**Written task**
Every line below is to be quoted exactly, with nothing added or dropped.

**Input for this task**
★ ★ ★ ★ ★ ★ ★

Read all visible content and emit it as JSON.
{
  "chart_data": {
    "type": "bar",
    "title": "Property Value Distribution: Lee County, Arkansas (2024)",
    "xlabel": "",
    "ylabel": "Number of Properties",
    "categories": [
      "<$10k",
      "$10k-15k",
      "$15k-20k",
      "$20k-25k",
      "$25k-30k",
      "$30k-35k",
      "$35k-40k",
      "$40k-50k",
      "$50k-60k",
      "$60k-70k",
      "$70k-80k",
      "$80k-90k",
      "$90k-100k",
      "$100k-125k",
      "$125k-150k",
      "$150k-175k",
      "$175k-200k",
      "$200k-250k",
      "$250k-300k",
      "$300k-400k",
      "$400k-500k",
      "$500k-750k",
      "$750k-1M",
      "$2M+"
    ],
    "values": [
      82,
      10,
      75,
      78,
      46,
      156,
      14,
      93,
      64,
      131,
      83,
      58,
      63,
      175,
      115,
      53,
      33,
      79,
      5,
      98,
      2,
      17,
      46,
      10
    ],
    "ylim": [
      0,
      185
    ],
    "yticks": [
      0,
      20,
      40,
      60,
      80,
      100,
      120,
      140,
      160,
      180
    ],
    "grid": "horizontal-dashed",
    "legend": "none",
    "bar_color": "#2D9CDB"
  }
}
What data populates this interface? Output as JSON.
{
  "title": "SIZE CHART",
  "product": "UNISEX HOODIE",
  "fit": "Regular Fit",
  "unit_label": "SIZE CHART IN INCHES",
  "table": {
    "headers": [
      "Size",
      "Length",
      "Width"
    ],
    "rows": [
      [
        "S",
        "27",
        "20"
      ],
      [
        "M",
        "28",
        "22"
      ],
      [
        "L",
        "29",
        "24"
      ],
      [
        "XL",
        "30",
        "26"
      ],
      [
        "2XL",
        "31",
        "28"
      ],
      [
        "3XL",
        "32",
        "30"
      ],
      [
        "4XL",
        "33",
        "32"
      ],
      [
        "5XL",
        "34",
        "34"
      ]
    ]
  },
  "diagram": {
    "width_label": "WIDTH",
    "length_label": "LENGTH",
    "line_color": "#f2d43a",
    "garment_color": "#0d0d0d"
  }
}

★ ★ ★ ★ ★ ★ ★

**The result**
Read all visible content and emit it as JSON.
{
  "chart_data": {
    "type": "bar",
    "title": "Property Value Distribution: Lee County, Arkansas (2024)",
    "xlabel": "",
    "ylabel": "Number of Properties",
    "categories": [
      "<$10k",
      "$10k-15k",
      "$15k-20k",
      "$20k-25k",
      "$25k-30k",
      "$30k-35k",
      "$35k-40k",
      "$40k-50k",
      "$50k-60k",
      "$60k-70k",
      "$70k-80k",
      "$80k-90k",
      "$90k-100k",
      "$100k-125k",
      "$125k-150k",
      "$150k-175k",
      "$175k-200k",
      "$200k-250k",
      "$250k-300k",
      "$300k-400k",
      "$400k-500k",
      "$500k-750k",
      "$750k-1M",
      "$2M+"
    ],
    "values": [
      82,
      10,
      75,
      78,
      46,
      156,
      14,
      93,
      64,
      131,
      83,
      58,
      63,
      175,
      115,
      53,
      33,
      79,
      5,
      98,
      2,
      17,
      46,
      10
    ],
    "ylim": [
      0,
      185
    ],
    "yticks": [
      0,
      20,
      40,
      60,
      80,
      100,
      120,
      140,
      160,
      180
    ],
    "grid": "horizontal-dashed",
    "legend": "none",
    "bar_color": "#2D9CDB"
  }
}
What data populates this interface? Output as JSON.
{
  "title": "SIZE CHART",
  "product": "UNISEX HOODIE",
  "fit": "Regular Fit",
  "unit_label": "SIZE CHART IN INCHES",
  "table": {
    "headers": [
      "Size",
      "Length",
      "Width"
    ],
    "rows": [
      [
        "S",
        "27",
        "20"
      ],
      [
        "M",
        "28",
        "22"
      ],
      [
        "L",
        "29",
        "24"
      ],
      [
        "XL",
        "30",
        "26"
      ],
      [
        "2XL",
        "31",
        "28"
      ],
      [
        "3XL",
        "32",
        "30"
      ],
      [
        "4XL",
        "33",
        "32"
      ],
      [
        "5XL",
        "34",
        "34"
      ]
    ]
  },
  "diagram": {
    "width_label": "WIDTH",
    "length_label": "LENGTH",
    "line_color": "#f2d43a",
    "garment_color": "#0d0d0d"
  }
}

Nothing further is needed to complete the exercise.